Short problem: Rewrite the data below, swapping every "legend-swatch" for "legend-marker" and leaving everything else untouched.

Information provided:

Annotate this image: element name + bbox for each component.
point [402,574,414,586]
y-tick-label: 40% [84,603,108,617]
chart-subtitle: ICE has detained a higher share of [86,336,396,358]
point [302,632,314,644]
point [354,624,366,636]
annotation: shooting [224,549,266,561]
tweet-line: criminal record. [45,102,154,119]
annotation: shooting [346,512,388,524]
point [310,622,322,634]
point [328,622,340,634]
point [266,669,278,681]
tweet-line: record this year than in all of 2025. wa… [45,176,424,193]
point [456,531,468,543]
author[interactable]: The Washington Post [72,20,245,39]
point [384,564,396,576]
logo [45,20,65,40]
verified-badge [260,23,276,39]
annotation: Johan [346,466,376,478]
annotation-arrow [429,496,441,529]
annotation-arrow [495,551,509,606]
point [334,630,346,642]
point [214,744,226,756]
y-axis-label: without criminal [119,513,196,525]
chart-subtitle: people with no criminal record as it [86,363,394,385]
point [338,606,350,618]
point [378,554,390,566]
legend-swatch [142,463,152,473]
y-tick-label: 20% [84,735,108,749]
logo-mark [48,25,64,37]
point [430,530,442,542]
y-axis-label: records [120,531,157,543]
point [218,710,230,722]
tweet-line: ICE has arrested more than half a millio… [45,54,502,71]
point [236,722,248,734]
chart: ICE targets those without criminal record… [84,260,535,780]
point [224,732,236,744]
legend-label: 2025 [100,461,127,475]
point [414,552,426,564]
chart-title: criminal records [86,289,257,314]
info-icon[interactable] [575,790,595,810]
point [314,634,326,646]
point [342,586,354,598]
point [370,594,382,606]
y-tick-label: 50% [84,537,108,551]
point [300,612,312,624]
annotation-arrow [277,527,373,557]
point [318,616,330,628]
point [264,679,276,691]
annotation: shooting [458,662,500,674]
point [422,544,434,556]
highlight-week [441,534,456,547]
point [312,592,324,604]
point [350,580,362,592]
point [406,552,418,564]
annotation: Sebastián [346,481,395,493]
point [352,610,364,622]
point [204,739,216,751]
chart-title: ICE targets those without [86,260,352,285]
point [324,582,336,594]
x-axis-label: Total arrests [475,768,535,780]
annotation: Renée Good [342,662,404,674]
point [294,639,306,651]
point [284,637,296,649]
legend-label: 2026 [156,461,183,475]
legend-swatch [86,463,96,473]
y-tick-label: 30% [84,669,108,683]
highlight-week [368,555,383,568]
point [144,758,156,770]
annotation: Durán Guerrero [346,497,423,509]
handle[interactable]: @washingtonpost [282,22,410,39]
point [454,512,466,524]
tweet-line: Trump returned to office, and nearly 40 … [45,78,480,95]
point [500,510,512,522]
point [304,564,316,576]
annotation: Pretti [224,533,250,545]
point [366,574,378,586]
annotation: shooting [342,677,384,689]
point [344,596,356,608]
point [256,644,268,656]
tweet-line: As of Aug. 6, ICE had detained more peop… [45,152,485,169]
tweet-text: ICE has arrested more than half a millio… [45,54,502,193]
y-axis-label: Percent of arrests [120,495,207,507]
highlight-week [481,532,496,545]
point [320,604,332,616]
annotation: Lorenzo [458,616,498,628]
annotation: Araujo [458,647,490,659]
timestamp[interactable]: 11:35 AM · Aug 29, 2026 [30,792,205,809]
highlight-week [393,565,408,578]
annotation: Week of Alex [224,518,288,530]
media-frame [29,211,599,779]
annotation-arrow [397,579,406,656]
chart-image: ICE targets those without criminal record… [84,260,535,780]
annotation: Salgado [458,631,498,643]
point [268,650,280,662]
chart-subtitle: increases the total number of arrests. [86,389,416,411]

The output:
Annotate this image: element name + bbox for each component.
point [402,574,414,586]
y-tick-label: 40% [84,603,108,617]
chart-subtitle: ICE has detained a higher share of [86,336,396,358]
point [302,632,314,644]
point [354,624,366,636]
annotation: shooting [224,549,266,561]
tweet-line: criminal record. [45,102,154,119]
annotation: shooting [346,512,388,524]
point [310,622,322,634]
point [328,622,340,634]
point [266,669,278,681]
tweet-line: record this year than in all of 2025. wa… [45,176,424,193]
point [456,531,468,543]
author[interactable]: The Washington Post [72,20,245,39]
point [384,564,396,576]
logo [45,20,65,40]
verified-badge [260,23,276,39]
annotation: Johan [346,466,376,478]
annotation-arrow [429,496,441,529]
annotation-arrow [495,551,509,606]
point [334,630,346,642]
point [214,744,226,756]
y-axis-label: without criminal [119,513,196,525]
chart-subtitle: people with no criminal record as it [86,363,394,385]
point [338,606,350,618]
point [378,554,390,566]
legend-marker [142,463,152,473]
y-tick-label: 20% [84,735,108,749]
logo-mark [48,25,64,37]
point [430,530,442,542]
y-axis-label: records [120,531,157,543]
point [218,710,230,722]
tweet-line: ICE has arrested more than half a millio… [45,54,502,71]
point [236,722,248,734]
chart: ICE targets those without criminal record… [84,260,535,780]
point [224,732,236,744]
legend-label: 2025 [100,461,127,475]
point [414,552,426,564]
chart-title: criminal records [86,289,257,314]
info-icon[interactable] [575,790,595,810]
point [314,634,326,646]
point [342,586,354,598]
point [370,594,382,606]
y-tick-label: 50% [84,537,108,551]
point [300,612,312,624]
annotation-arrow [277,527,373,557]
point [318,616,330,628]
point [264,679,276,691]
annotation: shooting [458,662,500,674]
point [422,544,434,556]
highlight-week [441,534,456,547]
point [312,592,324,604]
point [350,580,362,592]
point [406,552,418,564]
annotation: Sebastián [346,481,395,493]
point [352,610,364,622]
point [204,739,216,751]
chart-title: ICE targets those without [86,260,352,285]
point [324,582,336,594]
x-axis-label: Total arrests [475,768,535,780]
annotation: Renée Good [342,662,404,674]
point [294,639,306,651]
point [284,637,296,649]
legend-label: 2026 [156,461,183,475]
legend-marker [86,463,96,473]
y-tick-label: 30% [84,669,108,683]
highlight-week [368,555,383,568]
point [144,758,156,770]
annotation: Durán Guerrero [346,497,423,509]
handle[interactable]: @washingtonpost [282,22,410,39]
point [454,512,466,524]
tweet-line: Trump returned to office, and nearly 40 … [45,78,480,95]
point [500,510,512,522]
point [304,564,316,576]
annotation: Pretti [224,533,250,545]
point [366,574,378,586]
annotation: shooting [342,677,384,689]
point [344,596,356,608]
point [256,644,268,656]
tweet-line: As of Aug. 6, ICE had detained more peop… [45,152,485,169]
tweet-text: ICE has arrested more than half a millio… [45,54,502,193]
y-axis-label: Percent of arrests [120,495,207,507]
highlight-week [481,532,496,545]
point [320,604,332,616]
annotation: Lorenzo [458,616,498,628]
annotation: Araujo [458,647,490,659]
timestamp[interactable]: 11:35 AM · Aug 29, 2026 [30,792,205,809]
highlight-week [393,565,408,578]
annotation: Week of Alex [224,518,288,530]
media-frame [29,211,599,779]
annotation-arrow [397,579,406,656]
chart-image: ICE targets those without criminal record… [84,260,535,780]
annotation: Salgado [458,631,498,643]
point [268,650,280,662]
chart-subtitle: increases the total number of arrests. [86,389,416,411]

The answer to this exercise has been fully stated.